Challenge.
Search the material below for the word "每天与水为伴". Copy every line that has it.

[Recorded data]
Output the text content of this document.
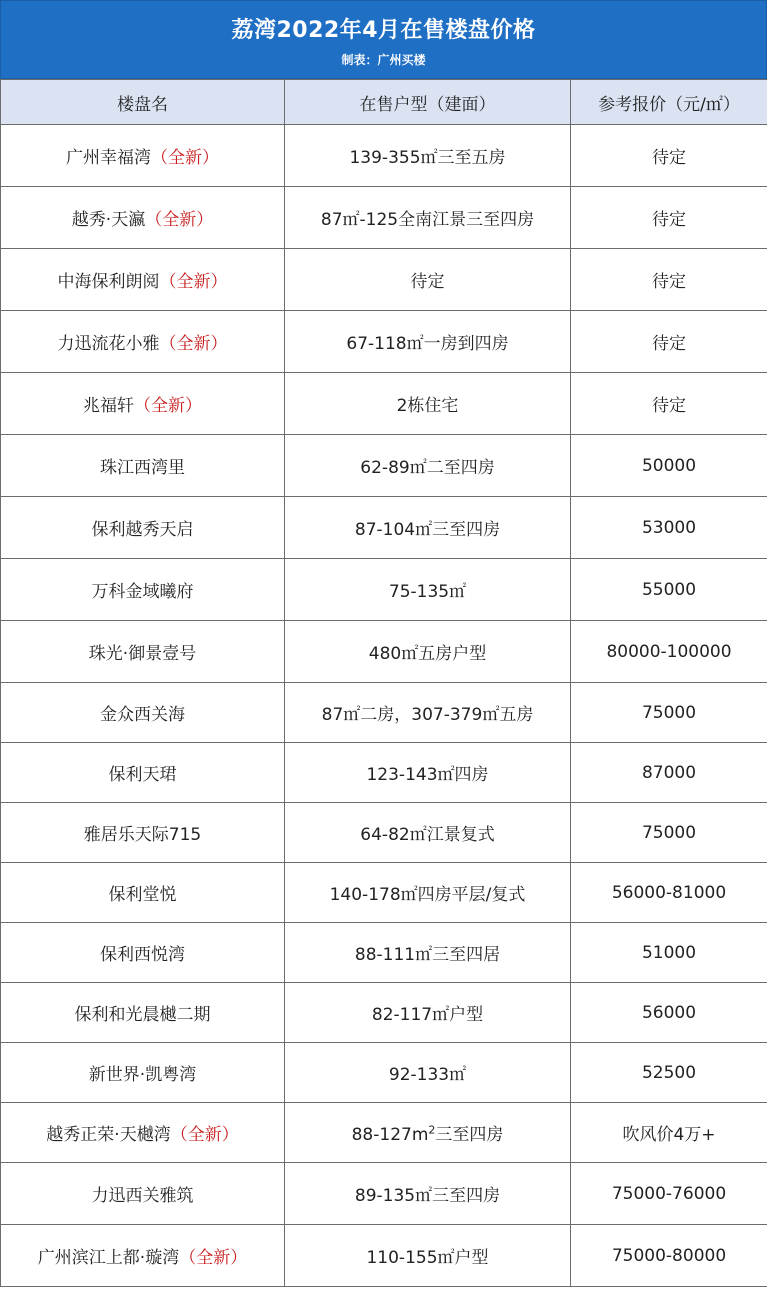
荔湾2022年4月在售楼盘价格
制表：广州买楼
楼盘名	在售户型（建面）	参考报价（元/㎡）
广州幸福湾（全新）	139-355㎡三至五房	待定
越秀·天瀛（全新）	87㎡-125全南江景三至四房	待定
中海保利朗阅（全新）	待定	待定
力迅流花小雅（全新）	67-118㎡一房到四房	待定
兆福轩（全新）	2栋住宅	待定
珠江西湾里	62-89㎡二至四房	50000
保利越秀天启	87-104㎡三至四房	53000
万科金域曦府	75-135㎡	55000
珠光·御景壹号	480㎡五房户型	80000-100000
金众西关海	87㎡二房，307-379㎡五房	75000
保利天珺	123-143㎡四房	87000
雅居乐天际715	64-82㎡江景复式	75000
保利堂悦	140-178㎡四房平层/复式	56000-81000
保利西悦湾	88-111㎡三至四居	51000
保利和光晨樾二期	82-117㎡户型	56000
新世界·凯粤湾	92-133㎡	52500
越秀正荣·天樾湾（全新）	$88-127m^2$三至四房	吹风价4万+
力迅西关雅筑	89-135㎡三至四房	75000-76000
广州滨江上都·璇湾（全新）	110-155㎡户型	75000-80000
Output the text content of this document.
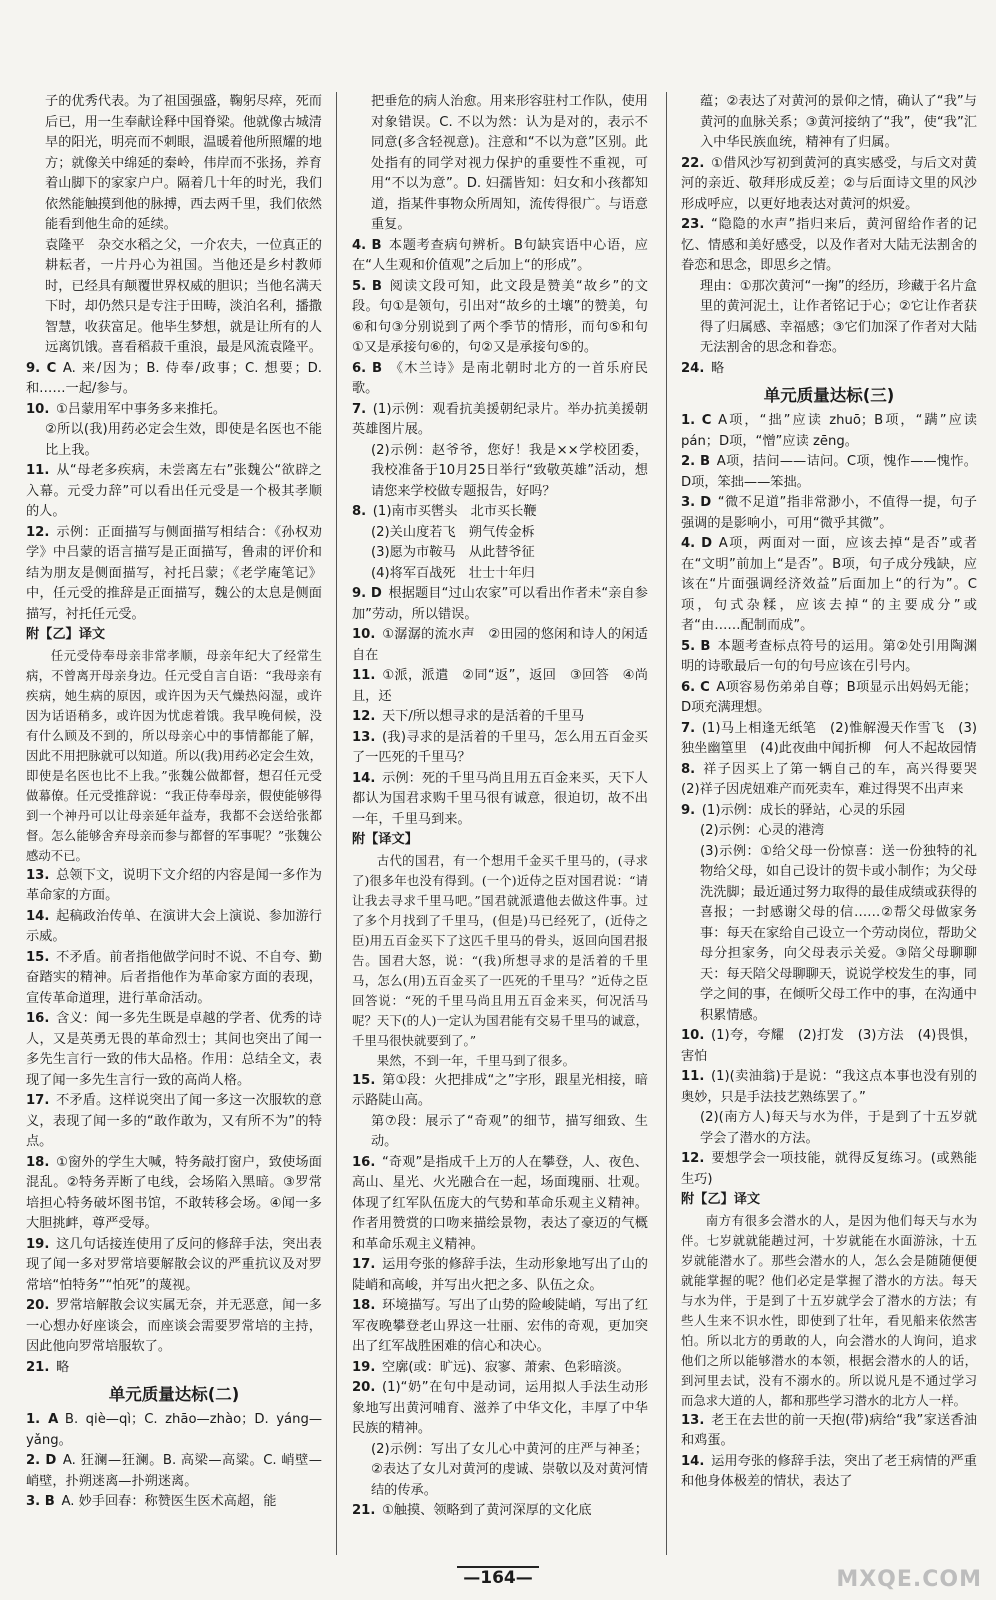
子的优秀代表。为了祖国强盛，鞠躬尽瘁，死而后已，用一生奉献诠释中国脊梁。他就像古城清早的阳光，明亮而不刺眼，温暖着他所照耀的地方；就像关中绵延的秦岭，伟岸而不张扬，养育着山脚下的家家户户。隔着几十年的时光，我们依然能触摸到他的脉搏，西去两千里，我们依然能看到他生命的延续。

袁隆平　杂交水稻之父，一介农夫，一位真正的耕耘者，一片丹心为祖国。当他还是乡村教师时，已经具有颠覆世界权威的胆识；当他名满天下时，却仍然只是专注于田畴，淡泊名利，播撒智慧，收获富足。他毕生梦想，就是让所有的人远离饥饿。喜看稻菽千重浪，最是风流袁隆平。

9. C  A. 来/因为；B. 侍奉/政事；C. 想要；D. 和……一起/参与。

10.  ①吕蒙用军中事务多来推托。

②所以(我)用药必定会生效，即使是名医也不能比上我。

11.  从“母老多疾病，未尝离左右”张魏公“欲辟之入幕。元受力辞”可以看出任元受是一个极其孝顺的人。

12.  示例：正面描写与侧面描写相结合：《孙权劝学》中吕蒙的语言描写是正面描写，鲁肃的评价和结为朋友是侧面描写，衬托吕蒙；《老学庵笔记》中，任元受的推辞是正面描写，魏公的太息是侧面描写，衬托任元受。

附【乙】译文

任元受侍奉母亲非常孝顺，母亲年纪大了经常生病，不曾离开母亲身边。任元受自言自语：“我母亲有疾病，她生病的原因，或许因为天气燥热闷湿，或许因为话语稍多，或许因为忧虑着饿。我早晚伺候，没有什么顾及不到的，所以母亲心中的事情都能了解，因此不用把脉就可以知道。所以(我)用药必定会生效，即使是名医也比不上我。”张魏公做都督，想召任元受做幕僚。任元受推辞说：“我正侍奉母亲，假使能够得到一个神丹可以让母亲延年益寿，我都不会送给张都督。怎么能够舍弃母亲而参与都督的军事呢？”张魏公感动不已。

13.  总领下文，说明下文介绍的内容是闻一多作为革命家的方面。

14.  起稿政治传单、在演讲大会上演说、参加游行示威。

15.  不矛盾。前者指他做学问时不说、不自夸、勤奋踏实的精神。后者指他作为革命家方面的表现，宣传革命道理，进行革命活动。

16.  含义：闻一多先生既是卓越的学者、优秀的诗人，又是英勇无畏的革命烈士；其间也突出了闻一多先生言行一致的伟大品格。作用：总结全文，表现了闻一多先生言行一致的高尚人格。

17.  不矛盾。这样说突出了闻一多这一次服软的意义，表现了闻一多的“敢作敢为，又有所不为”的特点。

18.  ①窗外的学生大喊，特务敲打窗户，致使场面混乱。②特务弄断了电线，会场陷入黑暗。③罗常培担心特务破坏图书馆，不敢转移会场。④闻一多大胆挑衅，尊严受辱。

19.  这几句话接连使用了反问的修辞手法，突出表现了闻一多对罗常培要解散会议的严重抗议及对罗常培“怕特务”“怕死”的蔑视。

20.  罗常培解散会议实属无奈，并无恶意，闻一多一心想办好座谈会，而座谈会需要罗常培的主持，因此他向罗常培服软了。

21.  略

单元质量达标(二)

1. A  B. qiè—qì；C. zhāo—zhào；D. yáng—yǎng。

2. D  A. 狂澜—狂澜。B. 高梁—高粱。C. 峭壁—峭壁，扑朔迷离—扑朔迷离。

3. B  A. 妙手回春：称赞医生医术高超，能

把垂危的病人治愈。用来形容驻村工作队，使用对象错误。C. 不以为然：认为是对的，表示不同意(多含轻视意)。注意和“不以为意”区别。此处指有的同学对视力保护的重要性不重视，可用“不以为意”。D. 妇孺皆知：妇女和小孩都知道，指某件事物众所周知，流传得很广。与语意重复。

4. B  本题考查病句辨析。B句缺宾语中心语，应在“人生观和价值观”之后加上“的形成”。

5. B  阅读文段可知，此文段是赞美“故乡”的文段。句①是领句，引出对“故乡的土壤”的赞美，句⑥和句③分别说到了两个季节的情形，而句⑤和句①又是承接句⑥的，句②又是承接句⑤的。

6. B  《木兰诗》是南北朝时北方的一首乐府民歌。

7.  (1)示例：观看抗美援朝纪录片。举办抗美援朝英雄图片展。

(2)示例：赵爷爷，您好！我是××学校团委，我校准备于10月25日举行“致敬英雄”活动，想请您来学校做专题报告，好吗？

8.  (1)南市买辔头　北市买长鞭

(2)关山度若飞　朔气传金柝

(3)愿为市鞍马　从此替爷征

(4)将军百战死　壮士十年归

9. D  根据题目“过山农家”可以看出作者未“亲自参加”劳动，所以错误。

10.  ①潺潺的流水声　②田园的悠闲和诗人的闲适自在

11.  ①派，派遣　②同“返”，返回　③回答　④尚且，还

12.  天下/所以想寻求的是活着的千里马

13.  (我)寻求的是活着的千里马，怎么用五百金买了一匹死的千里马？

14.  示例：死的千里马尚且用五百金来买，天下人都认为国君求购千里马很有诚意，很迫切，故不出一年，千里马到来。

附【译文】

古代的国君，有一个想用千金买千里马的，(寻求了)很多年也没有得到。(一个)近侍之臣对国君说：“请让我去寻求千里马吧。”国君就派遣他去做这件事。过了多个月找到了千里马，(但是)马已经死了，(近侍之臣)用五百金买下了这匹千里马的骨头，返回向国君报告。国君大怒，说：“(我)所想寻求的是活着的千里马，怎么(用)五百金买了一匹死的千里马？”近侍之臣回答说：“死的千里马尚且用五百金来买，何况活马呢？天下(的人)一定认为国君能有交易千里马的诚意，千里马很快就要到了。”

果然，不到一年，千里马到了很多。

15.  第①段：火把排成“之”字形，跟星光相接，暗示路陡山高。

第⑦段：展示了“奇观”的细节，描写细致、生动。

16.  “奇观”是指成千上万的人在攀登，人、夜色、高山、星光、火光融合在一起，场面瑰丽、壮观。体现了红军队伍庞大的气势和革命乐观主义精神。作者用赞赏的口吻来描绘景物，表达了豪迈的气概和革命乐观主义精神。

17.  运用夸张的修辞手法，生动形象地写出了山的陡峭和高峻，并写出火把之多、队伍之众。

18.  环境描写。写出了山势的险峻陡峭，写出了红军夜晚攀登老山界这一壮丽、宏伟的奇观，更加突出了红军战胜困难的信心和决心。

19.  空廓(或：旷远)、寂寥、萧索、色彩暗淡。

20.  (1)“奶”在句中是动词，运用拟人手法生动形象地写出黄河哺育、滋养了中华文化，丰厚了中华民族的精神。

(2)示例：写出了女儿心中黄河的庄严与神圣；②表达了女儿对黄河的虔诚、崇敬以及对黄河情结的传承。

21.  ①触摸、领略到了黄河深厚的文化底

蕴；②表达了对黄河的景仰之情，确认了“我”与黄河的血脉关系；③黄河接纳了“我”，使“我”汇入中华民族血统，精神有了归属。

22.  ①借风沙写初到黄河的真实感受，与后文对黄河的亲近、敬拜形成反差；②与后面诗文里的风沙形成呼应，以更好地表达对黄河的炽爱。

23.  “隐隐的水声”指归来后，黄河留给作者的记忆、情感和美好感受，以及作者对大陆无法割舍的眷恋和思念，即思乡之情。

理由：①那次黄河“一掬”的经历，珍藏于名片盒里的黄河泥土，让作者铭记于心；②它让作者获得了归属感、幸福感；③它们加深了作者对大陆无法割舍的思念和眷恋。

24.  略

单元质量达标(三)

1. C  A项，“拙”应读 zhuō；B项，“蹒”应读 pán；D项，“憎”应读 zēng。

2. B  A项，拮问——诘问。C项，愧作——愧怍。D项，笨拙——笨拙。

3. D  “微不足道”指非常渺小，不值得一提，句子强调的是影响小，可用“微乎其微”。

4. D  A项，两面对一面，应该去掉“是否”或者在“文明”前加上“是否”。B项，句子成分残缺，应该在“片面强调经济效益”后面加上“的行为”。C项，句式杂糅，应该去掉“的主要成分”或者“由……配制而成”。

5. B  本题考查标点符号的运用。第②处引用陶渊明的诗歌最后一句的句号应该在引号内。

6. C  A项容易伤弟弟自尊；B项显示出妈妈无能；D项充满理想。

7.  (1)马上相逢无纸笔　(2)惟解漫天作雪飞　(3)独坐幽篁里　(4)此夜曲中闻折柳　何人不起故园情

8.  祥子因买上了第一辆自己的车，高兴得要哭　(2)祥子因虎妞难产而死卖车，难过得哭不出声来

9.  (1)示例：成长的驿站，心灵的乐园

(2)示例：心灵的港湾

(3)示例：①给父母一份惊喜：送一份独特的礼物给父母，如自己设计的贺卡或小制作；为父母洗洗脚；最近通过努力取得的最佳成绩或获得的喜报；一封感谢父母的信……②帮父母做家务事：每天在家给自己设立一个劳动岗位，帮助父母分担家务，向父母表示关爱。③陪父母聊聊天：每天陪父母聊聊天，说说学校发生的事，同学之间的事，在倾听父母工作中的事，在沟通中积累情感。

10.  (1)夸，夸耀　(2)打发　(3)方法　(4)畏惧，害怕

11.  (1)(卖油翁)于是说：“我这点本事也没有别的奥妙，只是手法技艺熟练罢了。”

(2)(南方人)每天与水为伴，于是到了十五岁就学会了潜水的方法。

12.  要想学会一项技能，就得反复练习。(或熟能生巧)

附【乙】译文

南方有很多会潜水的人，是因为他们每天与水为伴。七岁就就能趟过河，十岁就能在水面游泳，十五岁就能潜水了。那些会潜水的人，怎么会是随随便便就能掌握的呢？他们必定是掌握了潜水的方法。每天与水为伴，于是到了十五岁就学会了潜水的方法；有些人生来不识水性，即使到了壮年，看见船来依然害怕。所以北方的勇敢的人，向会潜水的人询问，追求他们之所以能够潜水的本领，根据会潜水的人的话，到河里去试，没有不溺水的。所以说凡是不通过学习而急求大道的人，都和那些学习潜水的北方人一样。

13.  老王在去世的前一天抱(带)病给“我”家送香油和鸡蛋。

14.  运用夸张的修辞手法，突出了老王病情的严重和他身体极差的情状，表达了

—164—	MXQE.COM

Final result.
(2)(南方人)每天与水为伴，于是到了十五岁就学会了潜水的方法。
南方有很多会潜水的人，是因为他们每天与水为伴。七岁就就能趟过河，十岁就能在水面游泳，十五岁就能潜水了。那些会潜水的人，怎么会是随随便便就能掌握的呢？他们必定是掌握了潜水的方法。每天与水为伴，于是到了十五岁就学会了潜水的方法；有些人生来不识水性，即使到了壮年，看见船来依然害怕。所以北方的勇敢的人，向会潜水的人询问，追求他们之所以能够潜水的本领，根据会潜水的人的话，到河里去试，没有不溺水的。所以说凡是不通过学习而急求大道的人，都和那些学习潜水的北方人一样。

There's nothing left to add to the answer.